*Work to be completed*
Your task is to repeat the listing exactly.

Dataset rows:
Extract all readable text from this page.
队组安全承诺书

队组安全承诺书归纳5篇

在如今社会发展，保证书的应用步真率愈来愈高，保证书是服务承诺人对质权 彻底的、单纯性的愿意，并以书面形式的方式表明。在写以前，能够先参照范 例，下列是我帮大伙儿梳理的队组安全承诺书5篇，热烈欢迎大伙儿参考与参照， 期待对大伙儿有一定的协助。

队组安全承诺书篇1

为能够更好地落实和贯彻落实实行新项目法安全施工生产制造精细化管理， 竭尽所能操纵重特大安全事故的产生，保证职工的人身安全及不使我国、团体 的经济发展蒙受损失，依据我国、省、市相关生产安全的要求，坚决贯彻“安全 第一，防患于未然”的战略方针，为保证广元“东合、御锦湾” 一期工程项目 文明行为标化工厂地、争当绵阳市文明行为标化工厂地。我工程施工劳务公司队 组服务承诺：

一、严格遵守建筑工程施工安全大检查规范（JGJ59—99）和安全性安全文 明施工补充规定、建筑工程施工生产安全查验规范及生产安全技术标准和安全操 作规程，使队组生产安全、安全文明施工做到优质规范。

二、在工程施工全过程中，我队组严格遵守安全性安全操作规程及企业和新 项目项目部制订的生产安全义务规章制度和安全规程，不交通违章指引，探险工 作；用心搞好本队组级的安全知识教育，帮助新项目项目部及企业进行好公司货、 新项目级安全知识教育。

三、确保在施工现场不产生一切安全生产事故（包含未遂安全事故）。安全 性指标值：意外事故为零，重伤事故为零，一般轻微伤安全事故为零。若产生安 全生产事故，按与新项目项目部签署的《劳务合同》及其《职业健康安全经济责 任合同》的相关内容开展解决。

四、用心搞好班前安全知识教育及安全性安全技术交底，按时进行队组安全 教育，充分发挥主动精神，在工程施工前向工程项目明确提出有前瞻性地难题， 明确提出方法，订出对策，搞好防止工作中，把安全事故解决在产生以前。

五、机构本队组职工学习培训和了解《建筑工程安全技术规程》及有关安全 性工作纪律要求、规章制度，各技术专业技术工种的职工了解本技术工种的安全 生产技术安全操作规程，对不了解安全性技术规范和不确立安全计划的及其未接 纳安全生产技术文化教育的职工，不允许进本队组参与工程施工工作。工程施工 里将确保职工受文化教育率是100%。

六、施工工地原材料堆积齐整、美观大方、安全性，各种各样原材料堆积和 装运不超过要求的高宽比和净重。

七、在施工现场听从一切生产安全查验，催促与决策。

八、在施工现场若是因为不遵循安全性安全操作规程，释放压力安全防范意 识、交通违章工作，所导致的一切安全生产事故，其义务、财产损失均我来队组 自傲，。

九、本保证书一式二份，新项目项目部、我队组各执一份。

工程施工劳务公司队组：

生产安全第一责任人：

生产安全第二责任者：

*Task solution*
Extract all readable text from this page.
队组安全承诺书

队组安全承诺书归纳5篇

在如今社会发展，保证书的应用步真率愈来愈高，保证书是服务承诺人对质权 彻底的、单纯性的愿意，并以书面形式的方式表明。在写以前，能够先参照范 例，下列是我帮大伙儿梳理的队组安全承诺书5篇，热烈欢迎大伙儿参考与参照， 期待对大伙儿有一定的协助。

队组安全承诺书篇1

为能够更好地落实和贯彻落实实行新项目法安全施工生产制造精细化管理， 竭尽所能操纵重特大安全事故的产生，保证职工的人身安全及不使我国、团体 的经济发展蒙受损失，依据我国、省、市相关生产安全的要求，坚决贯彻“安全 第一，防患于未然”的战略方针，为保证广元“东合、御锦湾” 一期工程项目 文明行为标化工厂地、争当绵阳市文明行为标化工厂地。我工程施工劳务公司队 组服务承诺：

一、严格遵守建筑工程施工安全大检查规范（JGJ59—99）和安全性安全文 明施工补充规定、建筑工程施工生产安全查验规范及生产安全技术标准和安全操 作规程，使队组生产安全、安全文明施工做到优质规范。

二、在工程施工全过程中，我队组严格遵守安全性安全操作规程及企业和新 项目项目部制订的生产安全义务规章制度和安全规程，不交通违章指引，探险工 作；用心搞好本队组级的安全知识教育，帮助新项目项目部及企业进行好公司货、 新项目级安全知识教育。

三、确保在施工现场不产生一切安全生产事故（包含未遂安全事故）。安全 性指标值：意外事故为零，重伤事故为零，一般轻微伤安全事故为零。若产生安 全生产事故，按与新项目项目部签署的《劳务合同》及其《职业健康安全经济责 任合同》的相关内容开展解决。

四、用心搞好班前安全知识教育及安全性安全技术交底，按时进行队组安全 教育，充分发挥主动精神，在工程施工前向工程项目明确提出有前瞻性地难题， 明确提出方法，订出对策，搞好防止工作中，把安全事故解决在产生以前。

五、机构本队组职工学习培训和了解《建筑工程安全技术规程》及有关安全 性工作纪律要求、规章制度，各技术专业技术工种的职工了解本技术工种的安全 生产技术安全操作规程，对不了解安全性技术规范和不确立安全计划的及其未接 纳安全生产技术文化教育的职工，不允许进本队组参与工程施工工作。工程施工 里将确保职工受文化教育率是100%。

六、施工工地原材料堆积齐整、美观大方、安全性，各种各样原材料堆积和 装运不超过要求的高宽比和净重。

七、在施工现场听从一切生产安全查验，催促与决策。

八、在施工现场若是因为不遵循安全性安全操作规程，释放压力安全防范意 识、交通违章工作，所导致的一切安全生产事故，其义务、财产损失均我来队组 自傲，。

九、本保证书一式二份，新项目项目部、我队组各执一份。

工程施工劳务公司队组：

生产安全第一责任人：

生产安全第二责任者：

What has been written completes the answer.